> **Exercise task**: Collect every line that includes the string "프로그램".

> **Material for this task**:
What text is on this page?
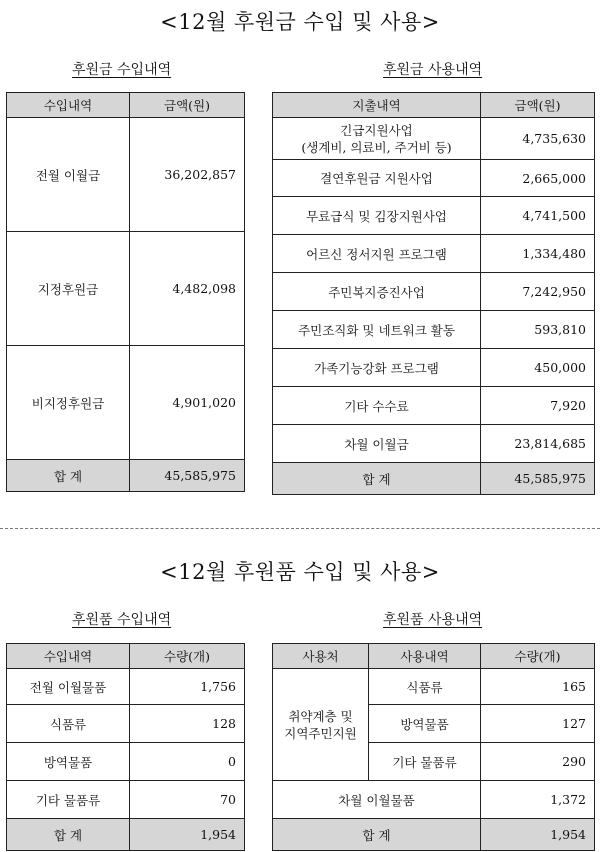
<12월 후원금 수입 및 사용>
후원금 수입내역	후원금 사용내역
수입내역	금액(원)
전월 이월금	36,202,857
지정후원금	4,482,098
비지정후원금	4,901,020
합 계	45,585,975
지출내역	금액(원)

긴급지원사업
(생계비, 의료비, 주거비 등)	4,735,630
결연후원금 지원사업	2,665,000
무료급식 및 김장지원사업	4,741,500
어르신 정서지원 프로그램	1,334,480
주민복지증진사업	7,242,950
주민조직화 및 네트워크 활동	593,810
가족기능강화 프로그램	450,000
기타 수수료	7,920
차월 이월금	23,814,685
합 계	45,585,975
<12월 후원품 수입 및 사용>
후원품 수입내역	후원품 사용내역
수입내역	수량(개)
전월 이월물품	1,756
식품류	128
방역물품	0
기타 물품류	70
합 계	1,954
사용처	사용내역	수량(개)

취약계층 및
지역주민지원	식품류	165
	방역물품	127
	기타 물품류	290
차월 이월물품		1,372
합 계		1,954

> **Finished exercise**:
어르신 정서지원 프로그램	1,334,480
가족기능강화 프로그램	450,000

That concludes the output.